## STORED RECORDS
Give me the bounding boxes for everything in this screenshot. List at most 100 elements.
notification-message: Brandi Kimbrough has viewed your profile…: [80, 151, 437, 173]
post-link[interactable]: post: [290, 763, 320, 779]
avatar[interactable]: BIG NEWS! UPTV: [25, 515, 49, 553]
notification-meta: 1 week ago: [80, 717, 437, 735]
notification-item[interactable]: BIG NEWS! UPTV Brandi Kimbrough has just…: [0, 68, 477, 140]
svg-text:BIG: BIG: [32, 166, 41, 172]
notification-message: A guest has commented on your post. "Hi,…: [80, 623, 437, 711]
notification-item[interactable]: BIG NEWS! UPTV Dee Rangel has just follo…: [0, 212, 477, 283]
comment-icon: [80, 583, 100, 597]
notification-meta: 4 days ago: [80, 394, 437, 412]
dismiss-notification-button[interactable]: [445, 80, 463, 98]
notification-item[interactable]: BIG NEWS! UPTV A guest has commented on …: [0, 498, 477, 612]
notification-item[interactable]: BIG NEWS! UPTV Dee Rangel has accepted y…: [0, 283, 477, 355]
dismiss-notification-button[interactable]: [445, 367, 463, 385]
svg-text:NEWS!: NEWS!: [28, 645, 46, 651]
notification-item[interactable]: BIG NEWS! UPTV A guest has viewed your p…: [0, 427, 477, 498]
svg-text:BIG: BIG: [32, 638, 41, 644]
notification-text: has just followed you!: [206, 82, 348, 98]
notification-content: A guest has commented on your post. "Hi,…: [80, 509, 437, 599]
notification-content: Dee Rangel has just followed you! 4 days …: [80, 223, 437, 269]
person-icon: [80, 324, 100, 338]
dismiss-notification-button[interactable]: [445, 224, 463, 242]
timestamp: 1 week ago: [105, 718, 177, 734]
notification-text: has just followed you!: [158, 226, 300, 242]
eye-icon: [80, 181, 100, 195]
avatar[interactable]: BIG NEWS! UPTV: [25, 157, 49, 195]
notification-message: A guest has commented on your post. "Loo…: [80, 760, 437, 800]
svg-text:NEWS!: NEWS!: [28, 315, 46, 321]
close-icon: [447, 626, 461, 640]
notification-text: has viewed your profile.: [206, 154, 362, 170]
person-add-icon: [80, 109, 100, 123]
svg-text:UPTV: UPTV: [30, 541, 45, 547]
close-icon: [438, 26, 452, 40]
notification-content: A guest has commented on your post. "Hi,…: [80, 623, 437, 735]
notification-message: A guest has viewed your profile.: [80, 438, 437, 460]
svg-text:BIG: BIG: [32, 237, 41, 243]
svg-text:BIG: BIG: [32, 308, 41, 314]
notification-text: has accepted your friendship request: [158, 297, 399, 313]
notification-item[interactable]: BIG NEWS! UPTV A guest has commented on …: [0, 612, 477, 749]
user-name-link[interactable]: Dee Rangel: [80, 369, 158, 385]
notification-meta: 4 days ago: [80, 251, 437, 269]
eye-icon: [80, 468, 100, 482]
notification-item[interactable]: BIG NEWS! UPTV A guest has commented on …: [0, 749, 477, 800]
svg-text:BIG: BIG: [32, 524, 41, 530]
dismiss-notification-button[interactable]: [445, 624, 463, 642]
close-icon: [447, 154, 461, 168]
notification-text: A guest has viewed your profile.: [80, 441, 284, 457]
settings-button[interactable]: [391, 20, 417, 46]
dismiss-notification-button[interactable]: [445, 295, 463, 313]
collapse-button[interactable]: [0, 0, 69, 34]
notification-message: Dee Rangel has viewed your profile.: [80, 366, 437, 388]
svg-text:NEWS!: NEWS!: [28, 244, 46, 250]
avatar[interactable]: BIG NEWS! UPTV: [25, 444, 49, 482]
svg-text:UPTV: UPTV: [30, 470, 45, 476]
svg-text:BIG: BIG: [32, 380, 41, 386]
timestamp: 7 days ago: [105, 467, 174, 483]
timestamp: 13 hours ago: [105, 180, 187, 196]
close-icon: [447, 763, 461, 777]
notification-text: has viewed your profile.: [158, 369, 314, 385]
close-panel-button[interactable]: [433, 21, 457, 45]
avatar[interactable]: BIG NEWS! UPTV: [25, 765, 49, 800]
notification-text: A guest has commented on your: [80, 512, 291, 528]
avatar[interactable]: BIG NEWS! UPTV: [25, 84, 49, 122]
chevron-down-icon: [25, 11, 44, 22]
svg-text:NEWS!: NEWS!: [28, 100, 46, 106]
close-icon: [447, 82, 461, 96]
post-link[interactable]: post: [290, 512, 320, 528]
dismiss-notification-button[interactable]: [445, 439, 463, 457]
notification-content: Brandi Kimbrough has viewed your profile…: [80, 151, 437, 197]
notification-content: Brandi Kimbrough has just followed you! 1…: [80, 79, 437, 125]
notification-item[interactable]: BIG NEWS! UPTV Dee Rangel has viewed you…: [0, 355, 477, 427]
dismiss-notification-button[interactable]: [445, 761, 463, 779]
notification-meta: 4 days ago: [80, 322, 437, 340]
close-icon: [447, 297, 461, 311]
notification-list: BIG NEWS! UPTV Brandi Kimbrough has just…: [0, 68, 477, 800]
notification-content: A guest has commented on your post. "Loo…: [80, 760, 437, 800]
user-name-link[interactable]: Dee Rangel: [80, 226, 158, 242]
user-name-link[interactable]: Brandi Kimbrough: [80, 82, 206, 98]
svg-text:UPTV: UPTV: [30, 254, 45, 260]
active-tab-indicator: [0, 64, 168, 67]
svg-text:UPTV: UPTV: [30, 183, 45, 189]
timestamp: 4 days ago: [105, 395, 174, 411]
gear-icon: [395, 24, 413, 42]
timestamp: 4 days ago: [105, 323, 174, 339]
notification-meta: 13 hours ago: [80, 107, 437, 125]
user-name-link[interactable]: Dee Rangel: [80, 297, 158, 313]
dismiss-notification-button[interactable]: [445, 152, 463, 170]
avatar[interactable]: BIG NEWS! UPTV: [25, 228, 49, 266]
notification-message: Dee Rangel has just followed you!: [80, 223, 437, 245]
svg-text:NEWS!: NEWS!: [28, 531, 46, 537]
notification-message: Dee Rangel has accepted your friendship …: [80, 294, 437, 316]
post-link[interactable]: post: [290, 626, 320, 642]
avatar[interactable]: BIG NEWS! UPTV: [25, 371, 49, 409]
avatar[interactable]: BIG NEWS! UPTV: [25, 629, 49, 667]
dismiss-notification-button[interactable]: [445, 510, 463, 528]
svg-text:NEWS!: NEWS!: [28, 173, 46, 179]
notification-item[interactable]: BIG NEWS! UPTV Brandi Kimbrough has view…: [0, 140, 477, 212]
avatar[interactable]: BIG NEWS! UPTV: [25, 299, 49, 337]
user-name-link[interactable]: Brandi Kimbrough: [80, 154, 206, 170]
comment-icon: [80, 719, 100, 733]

## WHAT TO PRODUCE
Reproduce the data above word for word, from its first line up to and including the line containing "comment-icon: [80, 583, 100, 597]".

## ANSWER
Give me the bounding boxes for everything in this screenshot. List at most 100 elements.
notification-message: Brandi Kimbrough has viewed your profile…: [80, 151, 437, 173]
post-link[interactable]: post: [290, 763, 320, 779]
avatar[interactable]: BIG NEWS! UPTV: [25, 515, 49, 553]
notification-meta: 1 week ago: [80, 717, 437, 735]
notification-item[interactable]: BIG NEWS! UPTV Brandi Kimbrough has just…: [0, 68, 477, 140]
svg-text:BIG: BIG: [32, 166, 41, 172]
notification-message: A guest has commented on your post. "Hi,…: [80, 623, 437, 711]
notification-item[interactable]: BIG NEWS! UPTV Dee Rangel has just follo…: [0, 212, 477, 283]
comment-icon: [80, 583, 100, 597]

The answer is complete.